(Structured figure records)
******************************
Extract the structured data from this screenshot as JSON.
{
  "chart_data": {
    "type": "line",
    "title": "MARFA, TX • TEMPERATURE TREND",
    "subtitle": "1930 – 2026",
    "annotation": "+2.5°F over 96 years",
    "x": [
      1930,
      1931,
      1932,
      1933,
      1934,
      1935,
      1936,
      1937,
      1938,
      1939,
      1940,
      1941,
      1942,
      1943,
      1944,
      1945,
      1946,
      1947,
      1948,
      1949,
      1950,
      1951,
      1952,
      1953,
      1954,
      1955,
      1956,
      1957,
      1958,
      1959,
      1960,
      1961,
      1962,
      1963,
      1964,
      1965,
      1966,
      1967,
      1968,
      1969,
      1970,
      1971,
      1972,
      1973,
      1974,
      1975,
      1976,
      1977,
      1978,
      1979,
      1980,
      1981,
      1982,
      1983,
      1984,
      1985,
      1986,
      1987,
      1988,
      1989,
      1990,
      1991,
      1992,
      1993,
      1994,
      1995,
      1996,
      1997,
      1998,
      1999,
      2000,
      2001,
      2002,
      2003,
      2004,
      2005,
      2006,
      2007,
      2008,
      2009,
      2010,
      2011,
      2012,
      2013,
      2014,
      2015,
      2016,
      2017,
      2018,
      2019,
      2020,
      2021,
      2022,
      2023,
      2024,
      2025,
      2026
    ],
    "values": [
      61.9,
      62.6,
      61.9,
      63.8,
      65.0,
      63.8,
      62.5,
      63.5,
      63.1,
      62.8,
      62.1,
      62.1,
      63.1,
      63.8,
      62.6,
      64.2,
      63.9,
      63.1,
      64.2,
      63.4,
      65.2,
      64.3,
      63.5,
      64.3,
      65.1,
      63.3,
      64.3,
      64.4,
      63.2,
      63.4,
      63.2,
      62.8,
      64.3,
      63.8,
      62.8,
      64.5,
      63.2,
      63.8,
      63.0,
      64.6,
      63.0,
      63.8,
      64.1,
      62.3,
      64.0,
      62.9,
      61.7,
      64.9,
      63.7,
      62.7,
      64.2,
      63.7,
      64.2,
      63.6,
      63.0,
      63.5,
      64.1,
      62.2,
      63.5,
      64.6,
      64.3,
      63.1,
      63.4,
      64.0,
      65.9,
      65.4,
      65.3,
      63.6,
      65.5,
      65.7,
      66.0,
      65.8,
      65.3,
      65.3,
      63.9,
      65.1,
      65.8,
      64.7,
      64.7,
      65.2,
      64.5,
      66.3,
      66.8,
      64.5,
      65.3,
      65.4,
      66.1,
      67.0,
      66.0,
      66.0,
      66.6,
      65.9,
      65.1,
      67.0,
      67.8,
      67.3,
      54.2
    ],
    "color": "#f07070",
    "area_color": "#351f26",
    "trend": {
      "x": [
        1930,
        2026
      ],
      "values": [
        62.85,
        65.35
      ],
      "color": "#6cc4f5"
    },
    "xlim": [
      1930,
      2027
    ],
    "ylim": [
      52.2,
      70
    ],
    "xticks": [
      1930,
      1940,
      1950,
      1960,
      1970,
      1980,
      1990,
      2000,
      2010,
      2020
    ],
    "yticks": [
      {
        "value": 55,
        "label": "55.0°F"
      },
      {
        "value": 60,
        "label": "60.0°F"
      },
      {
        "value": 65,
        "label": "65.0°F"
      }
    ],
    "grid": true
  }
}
******************************
- To do -
Repeat all of the records above exactly as written.

- Result below -
Extract the structured data from this screenshot as JSON.
{
  "chart_data": {
    "type": "line",
    "title": "MARFA, TX • TEMPERATURE TREND",
    "subtitle": "1930 – 2026",
    "annotation": "+2.5°F over 96 years",
    "x": [
      1930,
      1931,
      1932,
      1933,
      1934,
      1935,
      1936,
      1937,
      1938,
      1939,
      1940,
      1941,
      1942,
      1943,
      1944,
      1945,
      1946,
      1947,
      1948,
      1949,
      1950,
      1951,
      1952,
      1953,
      1954,
      1955,
      1956,
      1957,
      1958,
      1959,
      1960,
      1961,
      1962,
      1963,
      1964,
      1965,
      1966,
      1967,
      1968,
      1969,
      1970,
      1971,
      1972,
      1973,
      1974,
      1975,
      1976,
      1977,
      1978,
      1979,
      1980,
      1981,
      1982,
      1983,
      1984,
      1985,
      1986,
      1987,
      1988,
      1989,
      1990,
      1991,
      1992,
      1993,
      1994,
      1995,
      1996,
      1997,
      1998,
      1999,
      2000,
      2001,
      2002,
      2003,
      2004,
      2005,
      2006,
      2007,
      2008,
      2009,
      2010,
      2011,
      2012,
      2013,
      2014,
      2015,
      2016,
      2017,
      2018,
      2019,
      2020,
      2021,
      2022,
      2023,
      2024,
      2025,
      2026
    ],
    "values": [
      61.9,
      62.6,
      61.9,
      63.8,
      65.0,
      63.8,
      62.5,
      63.5,
      63.1,
      62.8,
      62.1,
      62.1,
      63.1,
      63.8,
      62.6,
      64.2,
      63.9,
      63.1,
      64.2,
      63.4,
      65.2,
      64.3,
      63.5,
      64.3,
      65.1,
      63.3,
      64.3,
      64.4,
      63.2,
      63.4,
      63.2,
      62.8,
      64.3,
      63.8,
      62.8,
      64.5,
      63.2,
      63.8,
      63.0,
      64.6,
      63.0,
      63.8,
      64.1,
      62.3,
      64.0,
      62.9,
      61.7,
      64.9,
      63.7,
      62.7,
      64.2,
      63.7,
      64.2,
      63.6,
      63.0,
      63.5,
      64.1,
      62.2,
      63.5,
      64.6,
      64.3,
      63.1,
      63.4,
      64.0,
      65.9,
      65.4,
      65.3,
      63.6,
      65.5,
      65.7,
      66.0,
      65.8,
      65.3,
      65.3,
      63.9,
      65.1,
      65.8,
      64.7,
      64.7,
      65.2,
      64.5,
      66.3,
      66.8,
      64.5,
      65.3,
      65.4,
      66.1,
      67.0,
      66.0,
      66.0,
      66.6,
      65.9,
      65.1,
      67.0,
      67.8,
      67.3,
      54.2
    ],
    "color": "#f07070",
    "area_color": "#351f26",
    "trend": {
      "x": [
        1930,
        2026
      ],
      "values": [
        62.85,
        65.35
      ],
      "color": "#6cc4f5"
    },
    "xlim": [
      1930,
      2027
    ],
    "ylim": [
      52.2,
      70
    ],
    "xticks": [
      1930,
      1940,
      1950,
      1960,
      1970,
      1980,
      1990,
      2000,
      2010,
      2020
    ],
    "yticks": [
      {
        "value": 55,
        "label": "55.0°F"
      },
      {
        "value": 60,
        "label": "60.0°F"
      },
      {
        "value": 65,
        "label": "65.0°F"
      }
    ],
    "grid": true
  }
}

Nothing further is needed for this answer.